§ Exercise details: In the entries, find all lines that hold the word "image" and copy them.

━━━

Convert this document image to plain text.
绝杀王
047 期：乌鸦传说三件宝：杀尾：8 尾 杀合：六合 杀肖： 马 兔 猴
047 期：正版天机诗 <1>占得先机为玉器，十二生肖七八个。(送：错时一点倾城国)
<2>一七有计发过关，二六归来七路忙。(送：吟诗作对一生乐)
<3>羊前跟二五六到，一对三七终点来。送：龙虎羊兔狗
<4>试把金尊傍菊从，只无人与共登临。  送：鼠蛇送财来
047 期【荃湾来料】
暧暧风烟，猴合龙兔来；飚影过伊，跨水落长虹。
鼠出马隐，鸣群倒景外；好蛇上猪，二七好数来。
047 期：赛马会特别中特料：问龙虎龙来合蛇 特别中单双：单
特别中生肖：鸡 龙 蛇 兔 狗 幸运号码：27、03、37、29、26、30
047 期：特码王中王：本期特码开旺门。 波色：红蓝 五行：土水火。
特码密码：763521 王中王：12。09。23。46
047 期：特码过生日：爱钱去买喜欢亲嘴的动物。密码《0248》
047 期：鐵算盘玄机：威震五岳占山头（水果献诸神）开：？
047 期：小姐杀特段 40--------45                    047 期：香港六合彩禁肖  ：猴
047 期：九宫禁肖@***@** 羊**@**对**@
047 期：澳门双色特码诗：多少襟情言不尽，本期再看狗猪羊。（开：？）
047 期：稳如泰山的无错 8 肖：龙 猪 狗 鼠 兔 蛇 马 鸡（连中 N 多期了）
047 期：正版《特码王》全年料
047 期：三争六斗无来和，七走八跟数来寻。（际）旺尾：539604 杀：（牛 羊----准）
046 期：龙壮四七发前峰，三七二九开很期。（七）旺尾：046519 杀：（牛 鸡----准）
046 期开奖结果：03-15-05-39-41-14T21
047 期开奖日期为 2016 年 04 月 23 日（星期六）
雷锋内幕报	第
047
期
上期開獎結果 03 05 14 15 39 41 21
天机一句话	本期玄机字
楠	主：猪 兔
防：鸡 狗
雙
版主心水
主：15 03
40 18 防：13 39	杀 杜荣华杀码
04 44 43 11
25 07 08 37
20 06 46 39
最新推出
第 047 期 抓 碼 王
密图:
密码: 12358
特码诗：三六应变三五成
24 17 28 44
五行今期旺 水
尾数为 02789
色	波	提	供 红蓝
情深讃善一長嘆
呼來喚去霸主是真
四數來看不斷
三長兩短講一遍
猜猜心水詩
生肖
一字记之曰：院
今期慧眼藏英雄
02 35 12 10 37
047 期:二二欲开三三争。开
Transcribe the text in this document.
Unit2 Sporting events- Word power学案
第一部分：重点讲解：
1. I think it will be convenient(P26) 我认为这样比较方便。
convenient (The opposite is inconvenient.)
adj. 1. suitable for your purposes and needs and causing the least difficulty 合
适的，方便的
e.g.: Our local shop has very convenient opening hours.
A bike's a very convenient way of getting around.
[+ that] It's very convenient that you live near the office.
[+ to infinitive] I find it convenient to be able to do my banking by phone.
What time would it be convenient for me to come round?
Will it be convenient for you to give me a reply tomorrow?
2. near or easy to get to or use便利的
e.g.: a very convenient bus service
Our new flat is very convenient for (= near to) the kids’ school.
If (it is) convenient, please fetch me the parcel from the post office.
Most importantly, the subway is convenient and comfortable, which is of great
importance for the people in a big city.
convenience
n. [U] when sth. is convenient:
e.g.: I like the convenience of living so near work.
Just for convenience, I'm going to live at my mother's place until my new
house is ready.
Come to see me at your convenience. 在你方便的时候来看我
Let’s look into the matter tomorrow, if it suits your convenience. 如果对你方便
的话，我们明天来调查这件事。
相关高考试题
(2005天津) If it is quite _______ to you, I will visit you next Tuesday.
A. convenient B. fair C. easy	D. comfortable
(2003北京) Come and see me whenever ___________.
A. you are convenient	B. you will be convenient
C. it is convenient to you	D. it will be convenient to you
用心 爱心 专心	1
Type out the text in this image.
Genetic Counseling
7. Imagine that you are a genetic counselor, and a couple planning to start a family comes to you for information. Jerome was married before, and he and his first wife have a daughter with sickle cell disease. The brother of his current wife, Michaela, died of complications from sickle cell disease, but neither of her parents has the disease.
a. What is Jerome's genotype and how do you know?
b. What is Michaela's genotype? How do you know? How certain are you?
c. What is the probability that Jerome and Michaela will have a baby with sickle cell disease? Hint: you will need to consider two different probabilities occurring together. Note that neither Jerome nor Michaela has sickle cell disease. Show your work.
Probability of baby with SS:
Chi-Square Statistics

━━━

§ Response to the task:
Convert this document image to plain text.
Type out the text in this image.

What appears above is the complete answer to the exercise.